--- Record excerpts ---

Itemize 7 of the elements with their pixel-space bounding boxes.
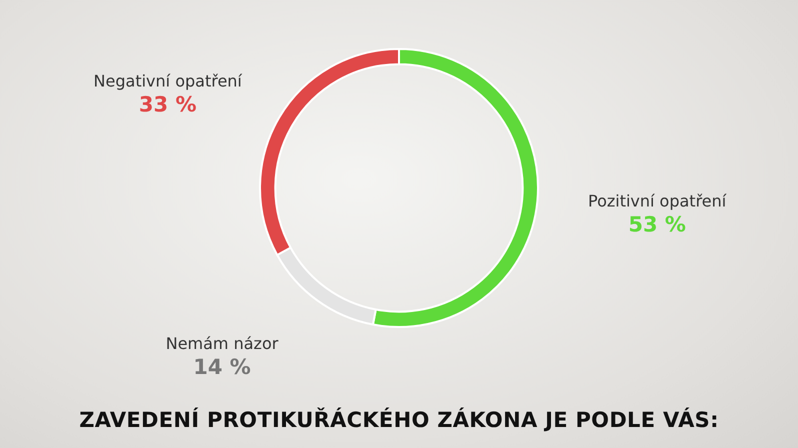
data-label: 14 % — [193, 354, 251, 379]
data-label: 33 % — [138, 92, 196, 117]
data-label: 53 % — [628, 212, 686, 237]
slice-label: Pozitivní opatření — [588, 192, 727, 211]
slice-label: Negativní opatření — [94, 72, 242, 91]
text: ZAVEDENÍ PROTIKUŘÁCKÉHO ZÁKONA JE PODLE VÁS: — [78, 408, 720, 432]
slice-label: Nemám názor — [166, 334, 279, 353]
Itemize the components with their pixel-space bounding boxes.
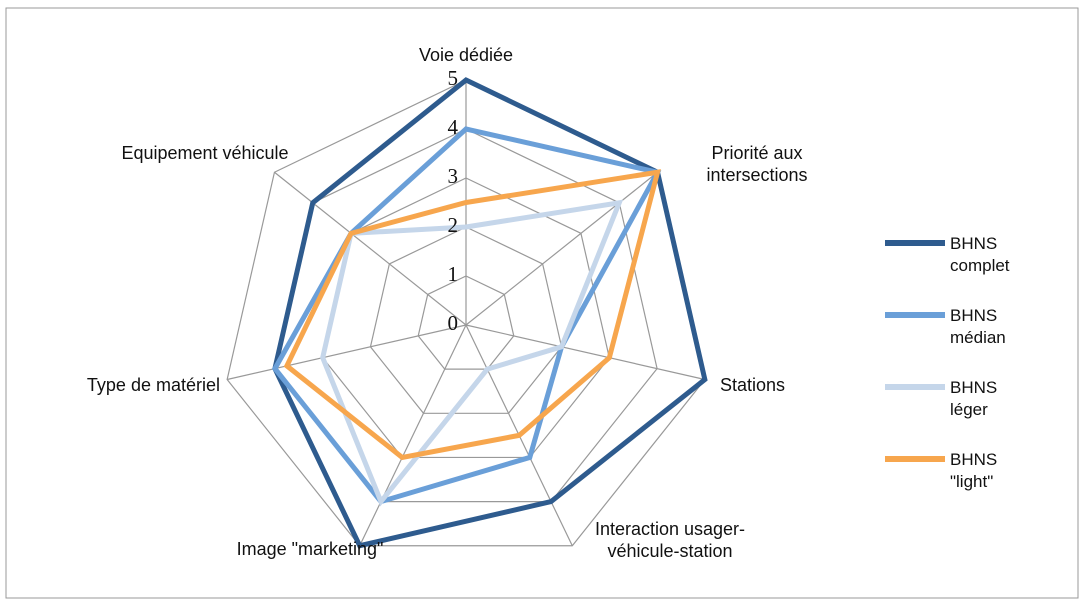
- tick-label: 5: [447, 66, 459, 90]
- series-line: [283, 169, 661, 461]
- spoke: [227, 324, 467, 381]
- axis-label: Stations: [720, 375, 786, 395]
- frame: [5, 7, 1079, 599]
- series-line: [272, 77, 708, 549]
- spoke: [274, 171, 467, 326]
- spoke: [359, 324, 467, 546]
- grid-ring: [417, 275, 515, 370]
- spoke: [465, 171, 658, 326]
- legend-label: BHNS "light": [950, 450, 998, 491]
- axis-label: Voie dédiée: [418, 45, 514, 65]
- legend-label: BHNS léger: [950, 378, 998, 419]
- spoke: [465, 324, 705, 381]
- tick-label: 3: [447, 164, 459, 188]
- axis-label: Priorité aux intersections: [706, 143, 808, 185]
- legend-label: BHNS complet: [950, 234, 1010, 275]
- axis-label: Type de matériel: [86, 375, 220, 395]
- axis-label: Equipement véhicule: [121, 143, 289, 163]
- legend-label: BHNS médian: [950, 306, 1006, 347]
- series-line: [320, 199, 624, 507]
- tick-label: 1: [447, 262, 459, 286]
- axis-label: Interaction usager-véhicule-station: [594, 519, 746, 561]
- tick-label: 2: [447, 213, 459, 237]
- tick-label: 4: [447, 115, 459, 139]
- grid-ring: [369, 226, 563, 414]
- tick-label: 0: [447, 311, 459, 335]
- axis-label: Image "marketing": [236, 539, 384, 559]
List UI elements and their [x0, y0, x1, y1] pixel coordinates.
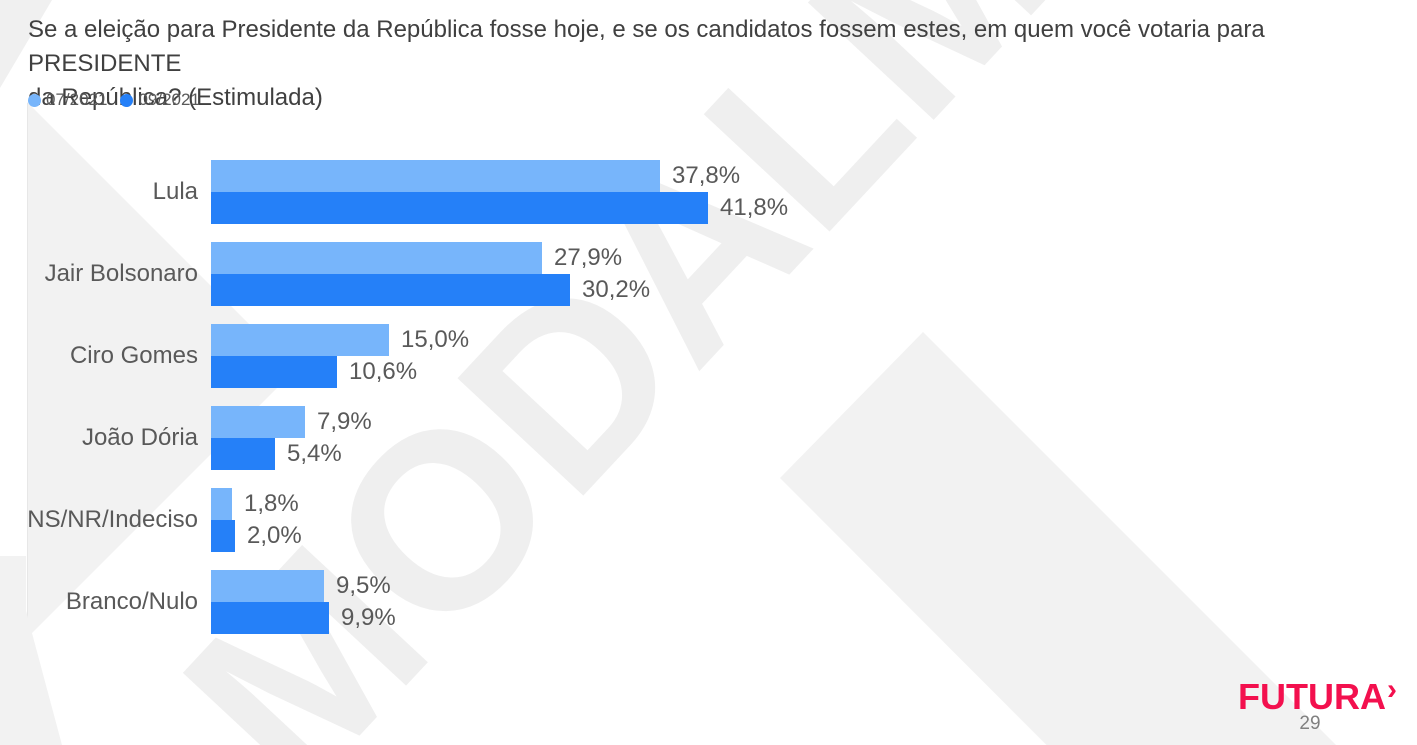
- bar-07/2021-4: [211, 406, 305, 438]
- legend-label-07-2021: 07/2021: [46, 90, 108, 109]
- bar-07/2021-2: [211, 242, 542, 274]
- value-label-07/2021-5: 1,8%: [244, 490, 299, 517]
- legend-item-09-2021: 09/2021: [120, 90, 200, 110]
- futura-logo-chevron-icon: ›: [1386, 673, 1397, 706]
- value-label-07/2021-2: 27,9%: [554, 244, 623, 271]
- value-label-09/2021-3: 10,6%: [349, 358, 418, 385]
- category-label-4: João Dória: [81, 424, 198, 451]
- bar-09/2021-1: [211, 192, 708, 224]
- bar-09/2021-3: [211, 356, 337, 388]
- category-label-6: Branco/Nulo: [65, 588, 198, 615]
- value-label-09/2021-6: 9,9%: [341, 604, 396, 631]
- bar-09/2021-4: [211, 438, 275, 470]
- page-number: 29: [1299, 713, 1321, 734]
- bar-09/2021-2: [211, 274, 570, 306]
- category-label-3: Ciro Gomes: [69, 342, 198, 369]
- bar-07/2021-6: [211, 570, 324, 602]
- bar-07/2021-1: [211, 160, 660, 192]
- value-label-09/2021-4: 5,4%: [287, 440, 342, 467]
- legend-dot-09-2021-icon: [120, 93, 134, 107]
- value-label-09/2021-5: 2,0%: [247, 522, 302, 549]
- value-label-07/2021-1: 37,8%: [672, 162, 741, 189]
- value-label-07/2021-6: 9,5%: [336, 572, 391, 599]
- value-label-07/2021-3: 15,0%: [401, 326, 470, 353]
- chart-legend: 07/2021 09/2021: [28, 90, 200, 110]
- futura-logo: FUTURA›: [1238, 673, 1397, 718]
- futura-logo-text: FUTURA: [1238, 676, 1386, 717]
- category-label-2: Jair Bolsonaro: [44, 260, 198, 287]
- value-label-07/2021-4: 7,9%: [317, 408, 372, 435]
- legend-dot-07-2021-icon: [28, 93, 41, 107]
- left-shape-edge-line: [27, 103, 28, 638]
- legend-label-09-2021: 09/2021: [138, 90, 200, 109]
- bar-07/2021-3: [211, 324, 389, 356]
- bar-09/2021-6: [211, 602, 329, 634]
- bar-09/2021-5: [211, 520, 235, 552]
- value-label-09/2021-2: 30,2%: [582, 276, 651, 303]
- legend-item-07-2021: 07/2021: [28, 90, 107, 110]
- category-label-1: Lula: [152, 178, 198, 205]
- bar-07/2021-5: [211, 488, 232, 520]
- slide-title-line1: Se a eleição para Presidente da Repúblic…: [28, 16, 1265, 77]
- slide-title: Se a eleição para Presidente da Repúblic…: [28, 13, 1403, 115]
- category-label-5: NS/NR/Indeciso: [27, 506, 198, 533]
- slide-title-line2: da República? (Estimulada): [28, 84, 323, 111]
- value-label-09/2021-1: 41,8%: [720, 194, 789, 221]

---

#### Exercise instructions
Copy every line of the data above word for word, and leave the pictures out of your answer.

#### Final answer
Itemize 7 of the elements with their pixel-space bounding boxes.
data-label: 14 % — [193, 354, 251, 379]
data-label: 33 % — [138, 92, 196, 117]
data-label: 53 % — [628, 212, 686, 237]
slice-label: Pozitivní opatření — [588, 192, 727, 211]
slice-label: Negativní opatření — [94, 72, 242, 91]
text: ZAVEDENÍ PROTIKUŘÁCKÉHO ZÁKONA JE PODLE VÁS: — [78, 408, 720, 432]
slice-label: Nemám názor — [166, 334, 279, 353]
Itemize the components with their pixel-space bounding boxes.
- tick-label: 5: [447, 66, 459, 90]
- series-line: [283, 169, 661, 461]
- spoke: [227, 324, 467, 381]
- axis-label: Stations: [720, 375, 786, 395]
- frame: [5, 7, 1079, 599]
- series-line: [272, 77, 708, 549]
- spoke: [274, 171, 467, 326]
- spoke: [359, 324, 467, 546]
- grid-ring: [417, 275, 515, 370]
- spoke: [465, 171, 658, 326]
- legend-label: BHNS "light": [950, 450, 998, 491]
- axis-label: Voie dédiée: [418, 45, 514, 65]
- legend-label: BHNS léger: [950, 378, 998, 419]
- spoke: [465, 324, 705, 381]
- tick-label: 3: [447, 164, 459, 188]
- axis-label: Priorité aux intersections: [706, 143, 808, 185]
- legend-label: BHNS complet: [950, 234, 1010, 275]
- axis-label: Type de matériel: [86, 375, 220, 395]
- axis-label: Equipement véhicule: [121, 143, 289, 163]
- legend-label: BHNS médian: [950, 306, 1006, 347]
- series-line: [320, 199, 624, 507]
- tick-label: 1: [447, 262, 459, 286]
- axis-label: Interaction usager-véhicule-station: [594, 519, 746, 561]
- tick-label: 2: [447, 213, 459, 237]
- tick-label: 4: [447, 115, 459, 139]
- grid-ring: [369, 226, 563, 414]
- tick-label: 0: [447, 311, 459, 335]
- axis-label: Image "marketing": [236, 539, 384, 559]
List UI elements and their [x0, y0, x1, y1] pixel coordinates.
- bar-07/2021-4: [211, 406, 305, 438]
- legend-label-07-2021: 07/2021: [46, 90, 108, 109]
- bar-07/2021-2: [211, 242, 542, 274]
- value-label-07/2021-5: 1,8%: [244, 490, 299, 517]
- legend-item-09-2021: 09/2021: [120, 90, 200, 110]
- futura-logo-chevron-icon: ›: [1386, 673, 1397, 706]
- value-label-07/2021-2: 27,9%: [554, 244, 623, 271]
- value-label-09/2021-3: 10,6%: [349, 358, 418, 385]
- category-label-4: João Dória: [81, 424, 198, 451]
- bar-09/2021-1: [211, 192, 708, 224]
- bar-09/2021-3: [211, 356, 337, 388]
- category-label-6: Branco/Nulo: [65, 588, 198, 615]
- value-label-09/2021-6: 9,9%: [341, 604, 396, 631]
- bar-09/2021-4: [211, 438, 275, 470]
- page-number: 29: [1299, 713, 1321, 734]
- bar-09/2021-2: [211, 274, 570, 306]
- category-label-3: Ciro Gomes: [69, 342, 198, 369]
- bar-07/2021-6: [211, 570, 324, 602]
- bar-07/2021-1: [211, 160, 660, 192]
- value-label-09/2021-4: 5,4%: [287, 440, 342, 467]
- legend-dot-09-2021-icon: [120, 93, 134, 107]
- value-label-09/2021-5: 2,0%: [247, 522, 302, 549]
- value-label-07/2021-1: 37,8%: [672, 162, 741, 189]
- value-label-07/2021-6: 9,5%: [336, 572, 391, 599]
- value-label-07/2021-3: 15,0%: [401, 326, 470, 353]
- chart-legend: 07/2021 09/2021: [28, 90, 200, 110]
- futura-logo: FUTURA›: [1238, 673, 1397, 718]
- futura-logo-text: FUTURA: [1238, 676, 1386, 717]
- category-label-2: Jair Bolsonaro: [44, 260, 198, 287]
- value-label-07/2021-4: 7,9%: [317, 408, 372, 435]
- legend-dot-07-2021-icon: [28, 93, 41, 107]
- left-shape-edge-line: [27, 103, 28, 638]
- legend-label-09-2021: 09/2021: [138, 90, 200, 109]
- bar-07/2021-3: [211, 324, 389, 356]
- bar-09/2021-6: [211, 602, 329, 634]
- bar-09/2021-5: [211, 520, 235, 552]
- value-label-09/2021-2: 30,2%: [582, 276, 651, 303]
- legend-item-07-2021: 07/2021: [28, 90, 107, 110]
- category-label-1: Lula: [152, 178, 198, 205]
- bar-07/2021-5: [211, 488, 232, 520]
- slide-title-line1: Se a eleição para Presidente da Repúblic…: [28, 16, 1265, 77]
- slide-title: Se a eleição para Presidente da Repúblic…: [28, 13, 1403, 115]
- category-label-5: NS/NR/Indeciso: [27, 506, 198, 533]
- slide-title-line2: da República? (Estimulada): [28, 84, 323, 111]
- value-label-09/2021-1: 41,8%: [720, 194, 789, 221]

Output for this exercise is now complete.